Requirement -
Extract all lines from the data beneath that include the word "tiene".
------ Records to use ------
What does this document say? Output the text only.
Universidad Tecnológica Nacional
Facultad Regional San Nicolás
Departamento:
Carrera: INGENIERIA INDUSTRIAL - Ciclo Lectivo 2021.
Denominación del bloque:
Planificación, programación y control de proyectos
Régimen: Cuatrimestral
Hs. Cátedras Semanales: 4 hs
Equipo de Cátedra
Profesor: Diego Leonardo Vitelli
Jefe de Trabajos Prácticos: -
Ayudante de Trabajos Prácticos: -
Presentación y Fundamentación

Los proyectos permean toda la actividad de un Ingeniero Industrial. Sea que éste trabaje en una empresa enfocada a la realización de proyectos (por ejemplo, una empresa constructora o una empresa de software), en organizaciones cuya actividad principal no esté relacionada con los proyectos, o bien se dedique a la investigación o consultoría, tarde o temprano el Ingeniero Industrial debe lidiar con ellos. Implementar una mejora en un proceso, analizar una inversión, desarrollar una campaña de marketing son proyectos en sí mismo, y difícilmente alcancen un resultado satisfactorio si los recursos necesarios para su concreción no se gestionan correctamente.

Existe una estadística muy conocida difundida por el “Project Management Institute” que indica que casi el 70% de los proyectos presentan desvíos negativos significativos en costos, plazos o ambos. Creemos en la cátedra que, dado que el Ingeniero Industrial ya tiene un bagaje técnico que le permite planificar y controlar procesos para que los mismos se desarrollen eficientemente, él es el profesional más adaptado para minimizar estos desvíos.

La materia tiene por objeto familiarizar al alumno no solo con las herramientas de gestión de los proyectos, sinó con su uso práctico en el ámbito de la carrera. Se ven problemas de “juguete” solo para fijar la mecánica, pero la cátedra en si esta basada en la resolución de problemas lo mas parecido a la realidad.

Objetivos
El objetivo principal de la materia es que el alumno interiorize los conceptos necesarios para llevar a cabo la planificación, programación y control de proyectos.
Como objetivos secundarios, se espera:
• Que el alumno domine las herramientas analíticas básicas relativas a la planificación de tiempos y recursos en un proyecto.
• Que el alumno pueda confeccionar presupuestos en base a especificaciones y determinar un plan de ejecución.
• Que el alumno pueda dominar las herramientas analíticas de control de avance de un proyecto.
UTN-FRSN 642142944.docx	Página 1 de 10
------
Correct answer -
Existe una estadística muy conocida difundida por el “Project Management Institute” que indica que casi el 70% de los proyectos presentan desvíos negativos significativos en costos, plazos o ambos. Creemos en la cátedra que, dado que el Ingeniero Industrial ya tiene un bagaje técnico que le permite planificar y controlar procesos para que los mismos se desarrollen eficientemente, él es el profesional más adaptado para minimizar estos desvíos.
La materia tiene por objeto familiarizar al alumno no solo con las herramientas de gestión de los proyectos, sinó con su uso práctico en el ámbito de la carrera. Se ven problemas de “juguete” solo para fijar la mecánica, pero la cátedra en si esta basada en la resolución de problemas lo mas parecido a la realidad.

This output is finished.